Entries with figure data
------------------------------

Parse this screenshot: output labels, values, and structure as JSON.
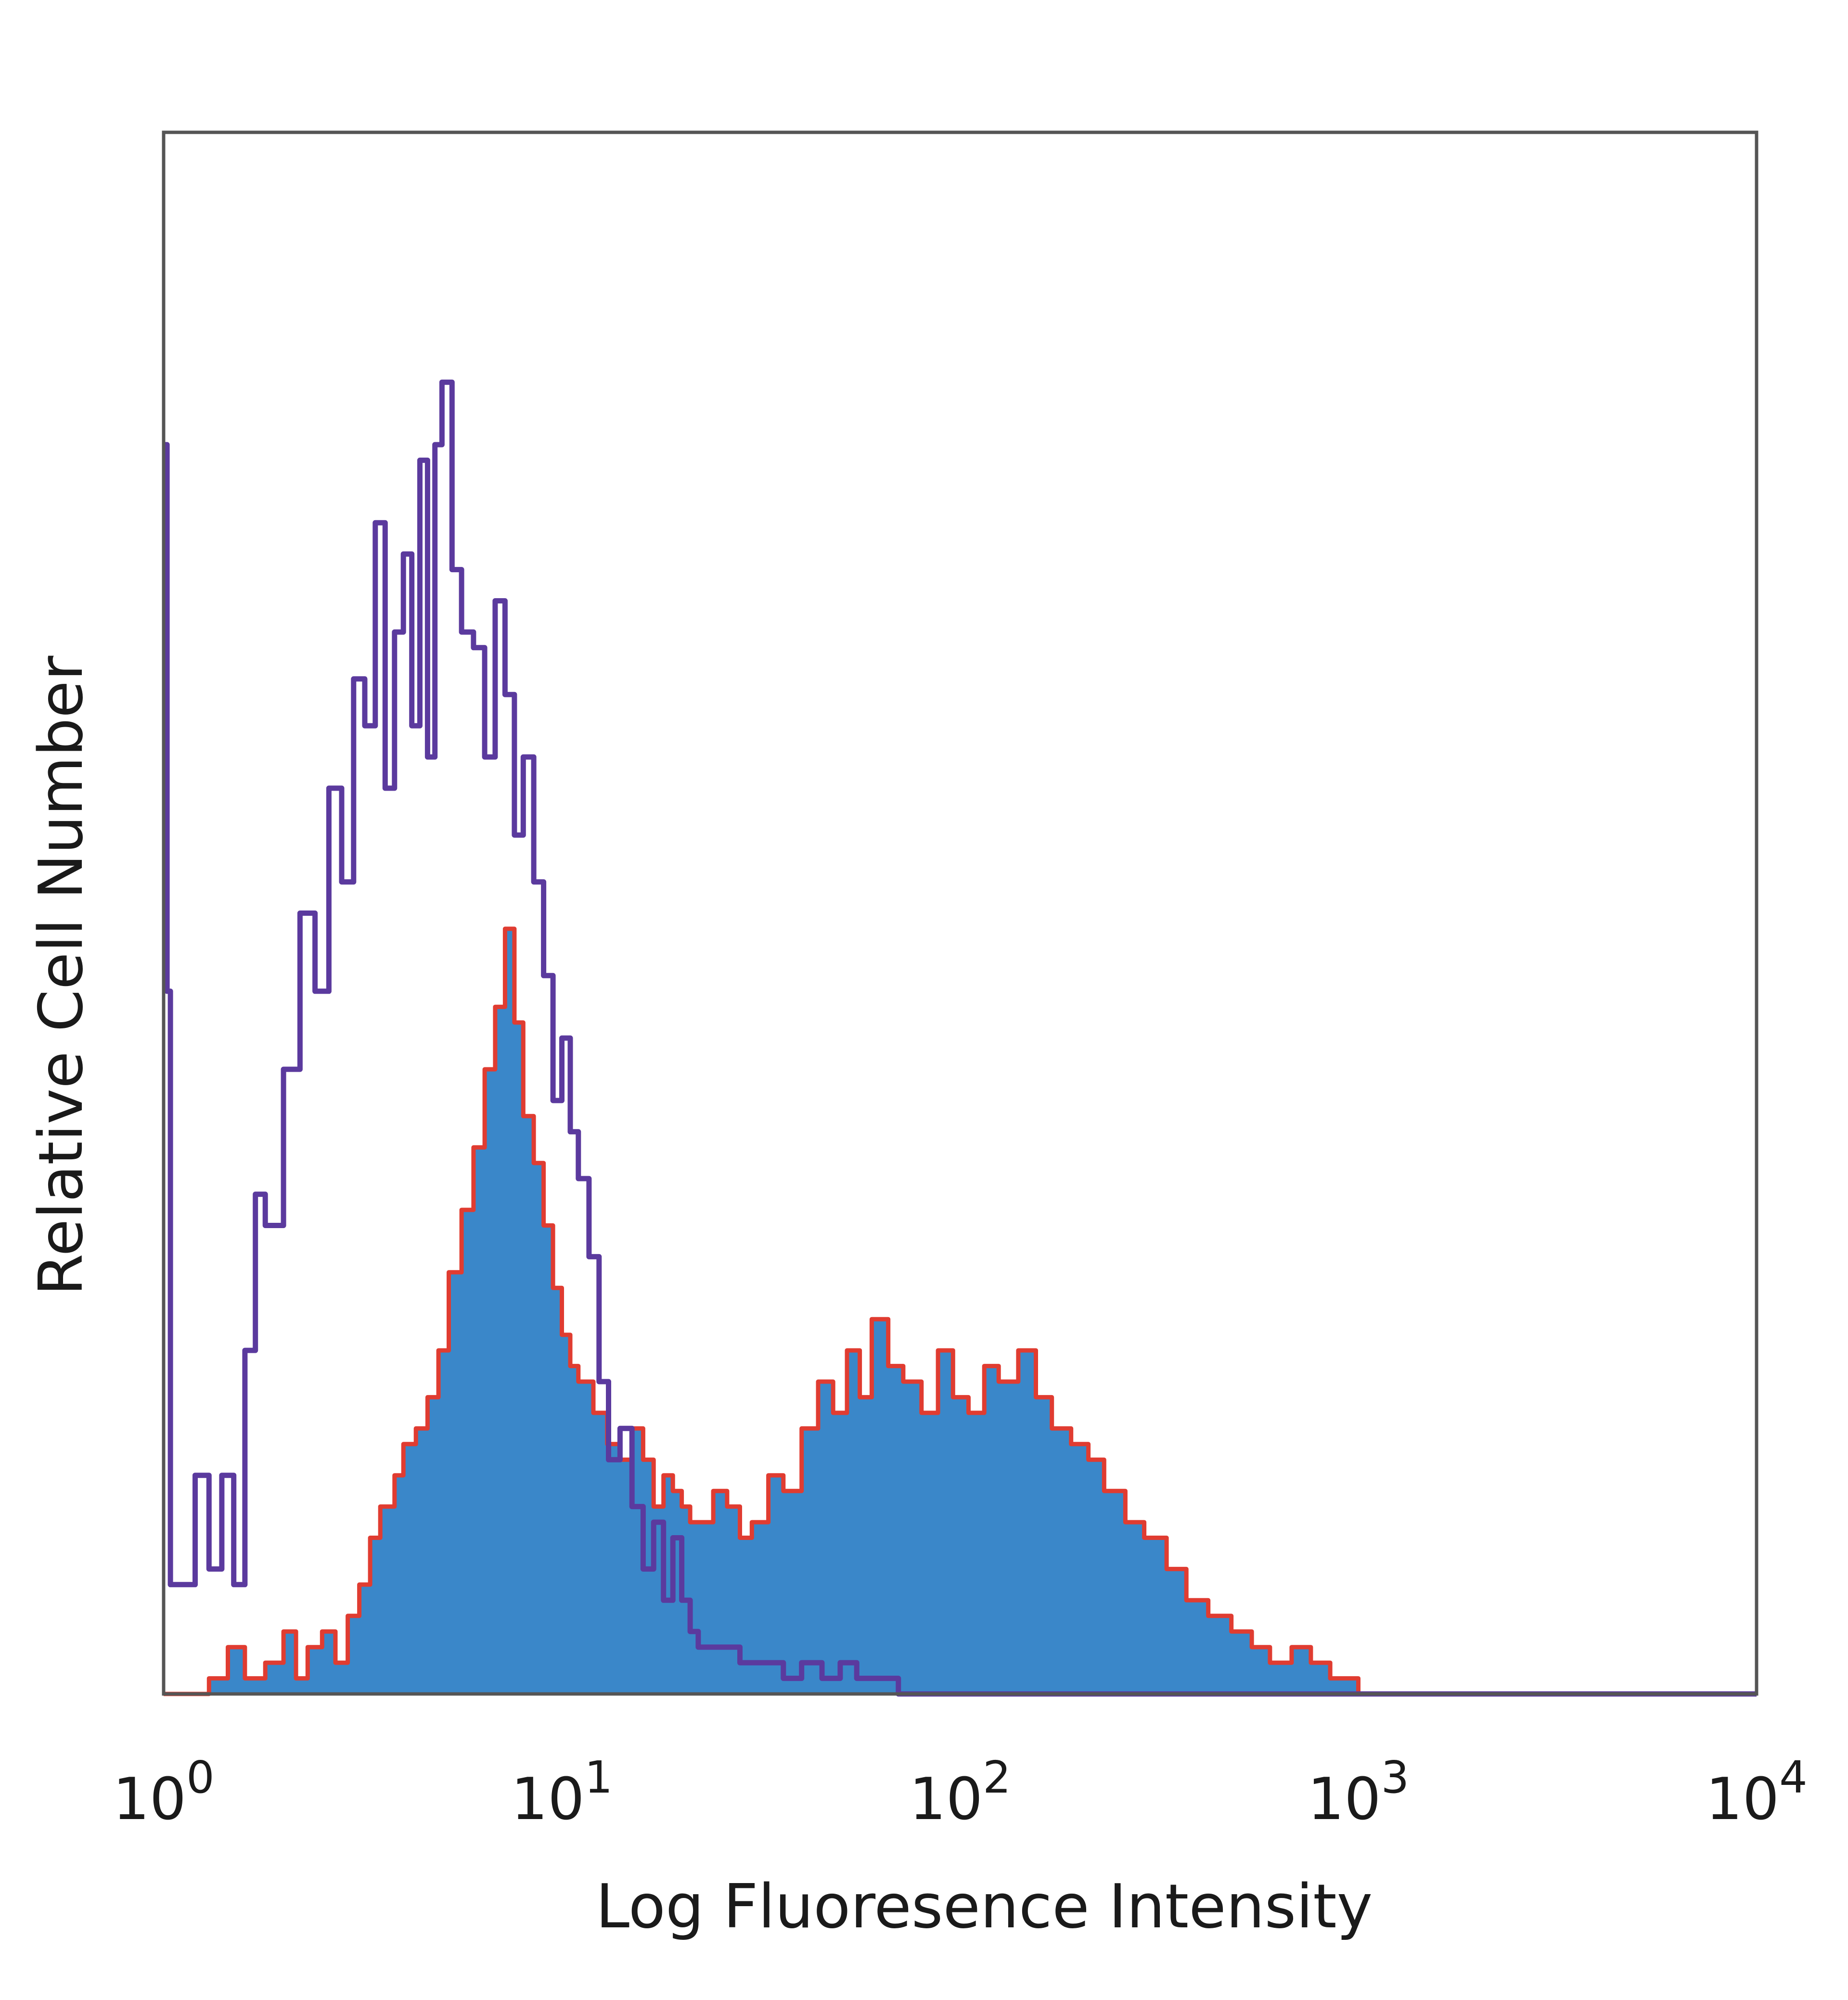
{
  "chart_data": {
    "type": "area",
    "xlabel": "Log Fluoresence Intensity",
    "ylabel": "Relative Cell Number",
    "xscale": "log",
    "xlim": [
      1,
      10000
    ],
    "ylim": [
      0,
      100
    ],
    "x_ticks": [
      {
        "base": "10",
        "exp": "0",
        "value": 1
      },
      {
        "base": "10",
        "exp": "1",
        "value": 10
      },
      {
        "base": "10",
        "exp": "2",
        "value": 100
      },
      {
        "base": "10",
        "exp": "3",
        "value": 1000
      },
      {
        "base": "10",
        "exp": "4",
        "value": 10000
      }
    ],
    "grid": false,
    "legend": "none",
    "series": [
      {
        "style": "outline",
        "color": "#5b3a9e",
        "x": [
          1.0,
          1.02,
          1.04,
          1.2,
          1.3,
          1.4,
          1.5,
          1.6,
          1.7,
          1.8,
          2.0,
          2.2,
          2.4,
          2.6,
          2.8,
          3.0,
          3.2,
          3.4,
          3.6,
          3.8,
          4.0,
          4.2,
          4.4,
          4.6,
          4.8,
          5.0,
          5.3,
          5.6,
          6.0,
          6.4,
          6.8,
          7.2,
          7.6,
          8.0,
          8.5,
          9.0,
          9.5,
          10.0,
          10.5,
          11.0,
          11.7,
          12.4,
          13.1,
          14.0,
          15.0,
          16.0,
          17.0,
          18.0,
          19.0,
          20.0,
          21.0,
          22.0,
          24.0,
          26.0,
          28.0,
          30.0,
          33.0,
          36.0,
          40.0,
          45.0,
          50.0,
          55.0,
          60.0,
          70.0,
          100.0,
          200.0,
          500.0,
          1000.0,
          10000.0
        ],
        "y": [
          80,
          45,
          7,
          14,
          8,
          14,
          7,
          22,
          32,
          30,
          40,
          50,
          45,
          58,
          52,
          65,
          62,
          75,
          58,
          68,
          73,
          62,
          79,
          60,
          80,
          84,
          72,
          68,
          67,
          60,
          70,
          64,
          55,
          60,
          52,
          46,
          38,
          42,
          36,
          33,
          28,
          20,
          15,
          17,
          12,
          8,
          11,
          6,
          10,
          6,
          4,
          3,
          3,
          3,
          2,
          2,
          2,
          1,
          2,
          1,
          2,
          1,
          1,
          0,
          0,
          0,
          0,
          0,
          0
        ]
      },
      {
        "style": "filled",
        "color": "#3a87c9",
        "edge_color": "#e03c31",
        "x": [
          1.0,
          1.3,
          1.45,
          1.6,
          1.8,
          2.0,
          2.15,
          2.3,
          2.5,
          2.7,
          2.9,
          3.1,
          3.3,
          3.5,
          3.8,
          4.0,
          4.3,
          4.6,
          4.9,
          5.2,
          5.6,
          6.0,
          6.4,
          6.8,
          7.2,
          7.6,
          8.0,
          8.5,
          9.0,
          9.5,
          10.0,
          10.5,
          11.0,
          12.0,
          13.0,
          14.0,
          15.0,
          16.0,
          17.0,
          18.0,
          19.0,
          20.0,
          21.0,
          22.0,
          24.0,
          26.0,
          28.0,
          30.0,
          33.0,
          36.0,
          40.0,
          44.0,
          48.0,
          52.0,
          56.0,
          60.0,
          66.0,
          72.0,
          80.0,
          88.0,
          96.0,
          105.0,
          115.0,
          125.0,
          140.0,
          155.0,
          170.0,
          190.0,
          210.0,
          230.0,
          260.0,
          290.0,
          330.0,
          370.0,
          420.0,
          480.0,
          540.0,
          600.0,
          680.0,
          760.0,
          850.0,
          1000.0,
          10000.0
        ],
        "y": [
          0,
          1,
          3,
          1,
          2,
          4,
          1,
          3,
          4,
          2,
          5,
          7,
          10,
          12,
          14,
          16,
          17,
          19,
          22,
          27,
          31,
          35,
          40,
          44,
          49,
          43,
          37,
          34,
          30,
          26,
          23,
          21,
          20,
          18,
          16,
          15,
          17,
          15,
          12,
          14,
          13,
          12,
          11,
          11,
          13,
          12,
          10,
          11,
          14,
          13,
          17,
          20,
          18,
          22,
          19,
          24,
          21,
          20,
          18,
          22,
          19,
          18,
          21,
          20,
          22,
          19,
          17,
          16,
          15,
          13,
          11,
          10,
          8,
          6,
          5,
          4,
          3,
          2,
          3,
          2,
          1,
          0,
          0
        ]
      }
    ]
  }
}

------------------------------

#### GIVEN TASK:
Your copy should match the entries exactly, minus the pictures.

#### ANSWER:
Parse this screenshot: output labels, values, and structure as JSON.
{
  "chart_data": {
    "type": "area",
    "xlabel": "Log Fluoresence Intensity",
    "ylabel": "Relative Cell Number",
    "xscale": "log",
    "xlim": [
      1,
      10000
    ],
    "ylim": [
      0,
      100
    ],
    "x_ticks": [
      {
        "base": "10",
        "exp": "0",
        "value": 1
      },
      {
        "base": "10",
        "exp": "1",
        "value": 10
      },
      {
        "base": "10",
        "exp": "2",
        "value": 100
      },
      {
        "base": "10",
        "exp": "3",
        "value": 1000
      },
      {
        "base": "10",
        "exp": "4",
        "value": 10000
      }
    ],
    "grid": false,
    "legend": "none",
    "series": [
      {
        "style": "outline",
        "color": "#5b3a9e",
        "x": [
          1.0,
          1.02,
          1.04,
          1.2,
          1.3,
          1.4,
          1.5,
          1.6,
          1.7,
          1.8,
          2.0,
          2.2,
          2.4,
          2.6,
          2.8,
          3.0,
          3.2,
          3.4,
          3.6,
          3.8,
          4.0,
          4.2,
          4.4,
          4.6,
          4.8,
          5.0,
          5.3,
          5.6,
          6.0,
          6.4,
          6.8,
          7.2,
          7.6,
          8.0,
          8.5,
          9.0,
          9.5,
          10.0,
          10.5,
          11.0,
          11.7,
          12.4,
          13.1,
          14.0,
          15.0,
          16.0,
          17.0,
          18.0,
          19.0,
          20.0,
          21.0,
          22.0,
          24.0,
          26.0,
          28.0,
          30.0,
          33.0,
          36.0,
          40.0,
          45.0,
          50.0,
          55.0,
          60.0,
          70.0,
          100.0,
          200.0,
          500.0,
          1000.0,
          10000.0
        ],
        "y": [
          80,
          45,
          7,
          14,
          8,
          14,
          7,
          22,
          32,
          30,
          40,
          50,
          45,
          58,
          52,
          65,
          62,
          75,
          58,
          68,
          73,
          62,
          79,
          60,
          80,
          84,
          72,
          68,
          67,
          60,
          70,
          64,
          55,
          60,
          52,
          46,
          38,
          42,
          36,
          33,
          28,
          20,
          15,
          17,
          12,
          8,
          11,
          6,
          10,
          6,
          4,
          3,
          3,
          3,
          2,
          2,
          2,
          1,
          2,
          1,
          2,
          1,
          1,
          0,
          0,
          0,
          0,
          0,
          0
        ]
      },
      {
        "style": "filled",
        "color": "#3a87c9",
        "edge_color": "#e03c31",
        "x": [
          1.0,
          1.3,
          1.45,
          1.6,
          1.8,
          2.0,
          2.15,
          2.3,
          2.5,
          2.7,
          2.9,
          3.1,
          3.3,
          3.5,
          3.8,
          4.0,
          4.3,
          4.6,
          4.9,
          5.2,
          5.6,
          6.0,
          6.4,
          6.8,
          7.2,
          7.6,
          8.0,
          8.5,
          9.0,
          9.5,
          10.0,
          10.5,
          11.0,
          12.0,
          13.0,
          14.0,
          15.0,
          16.0,
          17.0,
          18.0,
          19.0,
          20.0,
          21.0,
          22.0,
          24.0,
          26.0,
          28.0,
          30.0,
          33.0,
          36.0,
          40.0,
          44.0,
          48.0,
          52.0,
          56.0,
          60.0,
          66.0,
          72.0,
          80.0,
          88.0,
          96.0,
          105.0,
          115.0,
          125.0,
          140.0,
          155.0,
          170.0,
          190.0,
          210.0,
          230.0,
          260.0,
          290.0,
          330.0,
          370.0,
          420.0,
          480.0,
          540.0,
          600.0,
          680.0,
          760.0,
          850.0,
          1000.0,
          10000.0
        ],
        "y": [
          0,
          1,
          3,
          1,
          2,
          4,
          1,
          3,
          4,
          2,
          5,
          7,
          10,
          12,
          14,
          16,
          17,
          19,
          22,
          27,
          31,
          35,
          40,
          44,
          49,
          43,
          37,
          34,
          30,
          26,
          23,
          21,
          20,
          18,
          16,
          15,
          17,
          15,
          12,
          14,
          13,
          12,
          11,
          11,
          13,
          12,
          10,
          11,
          14,
          13,
          17,
          20,
          18,
          22,
          19,
          24,
          21,
          20,
          18,
          22,
          19,
          18,
          21,
          20,
          22,
          19,
          17,
          16,
          15,
          13,
          11,
          10,
          8,
          6,
          5,
          4,
          3,
          2,
          3,
          2,
          1,
          0,
          0
        ]
      }
    ]
  }
}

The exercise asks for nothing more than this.